■ **What is being asked**
Copy each line of the data below with the word "JSON".

■ **The data**
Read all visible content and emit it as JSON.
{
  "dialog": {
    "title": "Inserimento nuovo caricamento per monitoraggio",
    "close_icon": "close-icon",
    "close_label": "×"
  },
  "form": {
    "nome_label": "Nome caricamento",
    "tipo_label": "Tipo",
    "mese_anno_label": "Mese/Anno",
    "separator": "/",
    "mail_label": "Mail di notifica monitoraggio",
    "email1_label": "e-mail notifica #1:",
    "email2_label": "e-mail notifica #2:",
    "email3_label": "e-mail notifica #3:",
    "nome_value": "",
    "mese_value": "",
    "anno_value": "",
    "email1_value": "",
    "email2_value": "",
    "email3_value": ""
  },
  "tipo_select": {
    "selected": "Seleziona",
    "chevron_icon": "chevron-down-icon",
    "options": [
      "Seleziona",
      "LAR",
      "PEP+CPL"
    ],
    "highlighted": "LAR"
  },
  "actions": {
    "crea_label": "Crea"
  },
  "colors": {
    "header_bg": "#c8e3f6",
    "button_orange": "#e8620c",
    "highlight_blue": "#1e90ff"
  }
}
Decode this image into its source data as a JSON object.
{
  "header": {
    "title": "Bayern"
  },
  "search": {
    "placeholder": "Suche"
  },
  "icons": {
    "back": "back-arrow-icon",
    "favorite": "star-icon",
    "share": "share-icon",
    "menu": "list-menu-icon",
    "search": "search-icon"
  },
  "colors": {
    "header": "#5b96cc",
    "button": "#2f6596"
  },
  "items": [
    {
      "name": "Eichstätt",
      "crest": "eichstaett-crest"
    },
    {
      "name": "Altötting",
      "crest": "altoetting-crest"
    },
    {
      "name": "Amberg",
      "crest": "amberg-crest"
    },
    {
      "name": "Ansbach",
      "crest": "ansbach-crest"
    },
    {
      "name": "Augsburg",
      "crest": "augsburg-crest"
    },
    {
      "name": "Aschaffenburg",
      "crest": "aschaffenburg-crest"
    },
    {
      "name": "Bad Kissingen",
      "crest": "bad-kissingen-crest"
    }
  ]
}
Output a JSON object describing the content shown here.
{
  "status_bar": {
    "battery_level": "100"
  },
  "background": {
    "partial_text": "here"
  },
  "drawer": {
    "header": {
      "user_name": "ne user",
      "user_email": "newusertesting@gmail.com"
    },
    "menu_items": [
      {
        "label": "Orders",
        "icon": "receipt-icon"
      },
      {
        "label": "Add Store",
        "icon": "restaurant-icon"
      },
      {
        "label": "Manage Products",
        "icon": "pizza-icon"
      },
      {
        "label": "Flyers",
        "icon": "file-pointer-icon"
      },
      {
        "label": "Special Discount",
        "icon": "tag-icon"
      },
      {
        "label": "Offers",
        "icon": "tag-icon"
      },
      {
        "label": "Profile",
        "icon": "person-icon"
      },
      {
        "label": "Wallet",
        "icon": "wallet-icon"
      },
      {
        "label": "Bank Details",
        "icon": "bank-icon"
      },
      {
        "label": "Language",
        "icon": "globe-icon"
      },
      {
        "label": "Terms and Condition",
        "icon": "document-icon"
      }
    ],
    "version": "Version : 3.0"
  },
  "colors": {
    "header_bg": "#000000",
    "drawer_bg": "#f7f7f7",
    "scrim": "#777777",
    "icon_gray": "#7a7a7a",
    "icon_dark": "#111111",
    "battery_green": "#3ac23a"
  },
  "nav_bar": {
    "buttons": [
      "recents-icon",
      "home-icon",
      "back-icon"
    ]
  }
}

■ **Response to this task**
Read all visible content and emit it as JSON.
Decode this image into its source data as a JSON object.
Output a JSON object describing the content shown here.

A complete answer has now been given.